:: INFORMATION PROVIDED ::

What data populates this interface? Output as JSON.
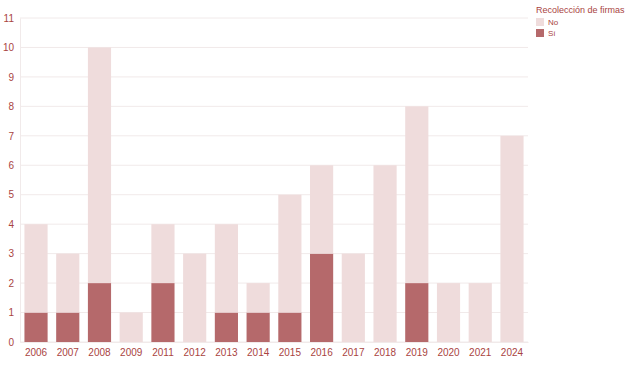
{
  "chart_data": {
    "type": "bar",
    "stacked": true,
    "categories": [
      "2006",
      "2007",
      "2008",
      "2009",
      "2011",
      "2012",
      "2013",
      "2014",
      "2015",
      "2016",
      "2017",
      "2018",
      "2019",
      "2020",
      "2021",
      "2024"
    ],
    "series": [
      {
        "name": "No",
        "color": "#efdcdc",
        "values": [
          3,
          2,
          8,
          1,
          2,
          3,
          3,
          1,
          4,
          3,
          3,
          6,
          6,
          2,
          2,
          7
        ]
      },
      {
        "name": "Sí",
        "color": "#b5696b",
        "values": [
          1,
          1,
          2,
          0,
          2,
          0,
          1,
          1,
          1,
          3,
          0,
          0,
          2,
          0,
          0,
          0
        ]
      }
    ],
    "ylim": [
      0,
      11
    ],
    "yticks": [
      0,
      1,
      2,
      3,
      4,
      5,
      6,
      7,
      8,
      9,
      10,
      11
    ],
    "grid": true,
    "legend": "top-right",
    "legend_title": "Recolección de firmas"
  }
}
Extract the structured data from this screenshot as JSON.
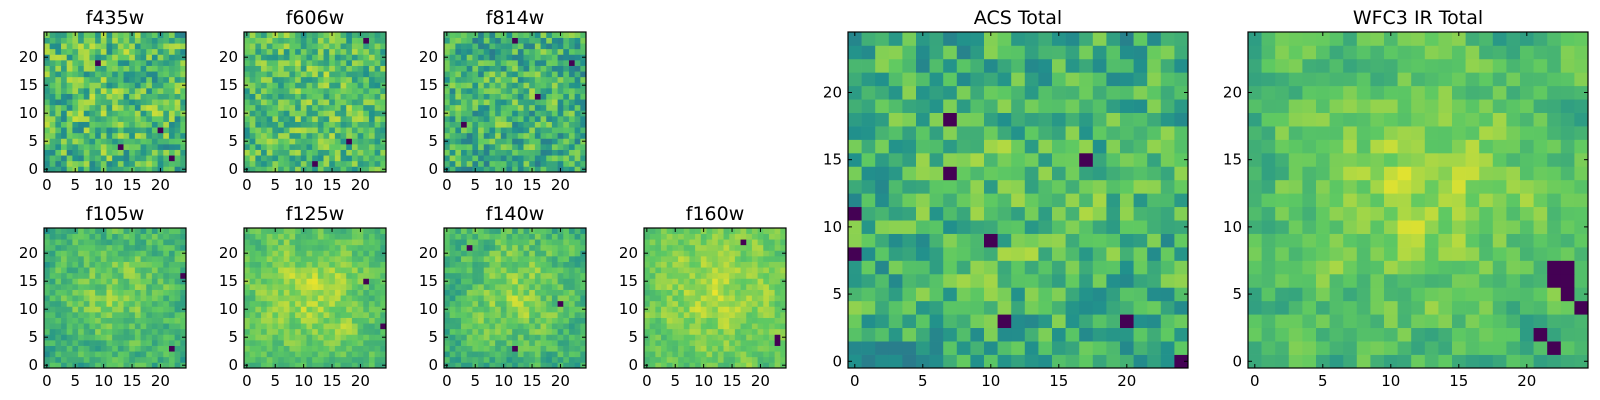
{
  "chart_data": {
    "type": "heatmap",
    "grid_size": 25,
    "colormap": "viridis",
    "colormap_stops": [
      "#440154",
      "#3b528b",
      "#21918c",
      "#5ec962",
      "#fde725"
    ],
    "panels": [
      {
        "id": "f435w",
        "title": "f435w",
        "xticks": [
          "0",
          "5",
          "10",
          "15",
          "20"
        ],
        "yticks": [
          "0",
          "5",
          "10",
          "15",
          "20"
        ],
        "smooth": 0.15,
        "center": 0.05,
        "mean": 0.66,
        "spread": 0.26,
        "seed": 11,
        "dark_cells": [
          [
            20,
            7
          ],
          [
            13,
            4
          ],
          [
            22,
            2
          ],
          [
            9,
            19
          ]
        ]
      },
      {
        "id": "f606w",
        "title": "f606w",
        "xticks": [
          "0",
          "5",
          "10",
          "15",
          "20"
        ],
        "yticks": [
          "0",
          "5",
          "10",
          "15",
          "20"
        ],
        "smooth": 0.2,
        "center": 0.05,
        "mean": 0.68,
        "spread": 0.24,
        "seed": 23,
        "dark_cells": [
          [
            12,
            1
          ],
          [
            21,
            23
          ],
          [
            18,
            5
          ]
        ]
      },
      {
        "id": "f814w",
        "title": "f814w",
        "xticks": [
          "0",
          "5",
          "10",
          "15",
          "20"
        ],
        "yticks": [
          "0",
          "5",
          "10",
          "15",
          "20"
        ],
        "smooth": 0.2,
        "center": 0.05,
        "mean": 0.62,
        "spread": 0.26,
        "seed": 37,
        "dark_cells": [
          [
            3,
            8
          ],
          [
            16,
            13
          ],
          [
            22,
            19
          ],
          [
            12,
            23
          ]
        ]
      },
      {
        "id": "f105w",
        "title": "f105w",
        "xticks": [
          "0",
          "5",
          "10",
          "15",
          "20"
        ],
        "yticks": [
          "0",
          "5",
          "10",
          "15",
          "20"
        ],
        "smooth": 0.45,
        "center": 0.18,
        "mean": 0.62,
        "spread": 0.2,
        "seed": 41,
        "dark_cells": [
          [
            24,
            16
          ],
          [
            22,
            3
          ]
        ]
      },
      {
        "id": "f125w",
        "title": "f125w",
        "xticks": [
          "0",
          "5",
          "10",
          "15",
          "20"
        ],
        "yticks": [
          "0",
          "5",
          "10",
          "15",
          "20"
        ],
        "smooth": 0.5,
        "center": 0.16,
        "mean": 0.7,
        "spread": 0.18,
        "seed": 53,
        "dark_cells": [
          [
            21,
            15
          ],
          [
            24,
            7
          ]
        ]
      },
      {
        "id": "f140w",
        "title": "f140w",
        "xticks": [
          "0",
          "5",
          "10",
          "15",
          "20"
        ],
        "yticks": [
          "0",
          "5",
          "10",
          "15",
          "20"
        ],
        "smooth": 0.45,
        "center": 0.18,
        "mean": 0.64,
        "spread": 0.2,
        "seed": 67,
        "dark_cells": [
          [
            20,
            11
          ],
          [
            12,
            3
          ],
          [
            4,
            21
          ]
        ]
      },
      {
        "id": "f160w",
        "title": "f160w",
        "xticks": [
          "0",
          "5",
          "10",
          "15",
          "20"
        ],
        "yticks": [
          "0",
          "5",
          "10",
          "15",
          "20"
        ],
        "smooth": 0.5,
        "center": 0.14,
        "mean": 0.74,
        "spread": 0.16,
        "seed": 79,
        "dark_cells": [
          [
            23,
            4
          ],
          [
            23,
            5
          ],
          [
            17,
            22
          ]
        ]
      },
      {
        "id": "acs-total",
        "title": "ACS Total",
        "xticks": [
          "0",
          "5",
          "10",
          "15",
          "20"
        ],
        "yticks": [
          "0",
          "5",
          "10",
          "15",
          "20"
        ],
        "smooth": 0.25,
        "center": 0.08,
        "mean": 0.62,
        "spread": 0.24,
        "seed": 97,
        "dark_cells": [
          [
            0,
            11
          ],
          [
            0,
            8
          ],
          [
            7,
            18
          ],
          [
            7,
            14
          ],
          [
            17,
            15
          ],
          [
            11,
            3
          ],
          [
            20,
            3
          ],
          [
            24,
            0
          ],
          [
            10,
            9
          ]
        ]
      },
      {
        "id": "wfc3-ir-total",
        "title": "WFC3 IR Total",
        "xticks": [
          "0",
          "5",
          "10",
          "15",
          "20"
        ],
        "yticks": [
          "0",
          "5",
          "10",
          "15",
          "20"
        ],
        "smooth": 0.55,
        "center": 0.18,
        "mean": 0.66,
        "spread": 0.22,
        "seed": 113,
        "dark_cells": [
          [
            23,
            5
          ],
          [
            23,
            6
          ],
          [
            23,
            7
          ],
          [
            22,
            6
          ],
          [
            22,
            7
          ],
          [
            21,
            2
          ],
          [
            22,
            1
          ],
          [
            24,
            4
          ]
        ]
      }
    ]
  }
}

:::

> **DO THIS**:
Search the data above for the string "JSON" and copy each line that has it.

> **RESPONSE**:
What data populates this interface? Output as JSON.
Extract the structured data from this screenshot as JSON.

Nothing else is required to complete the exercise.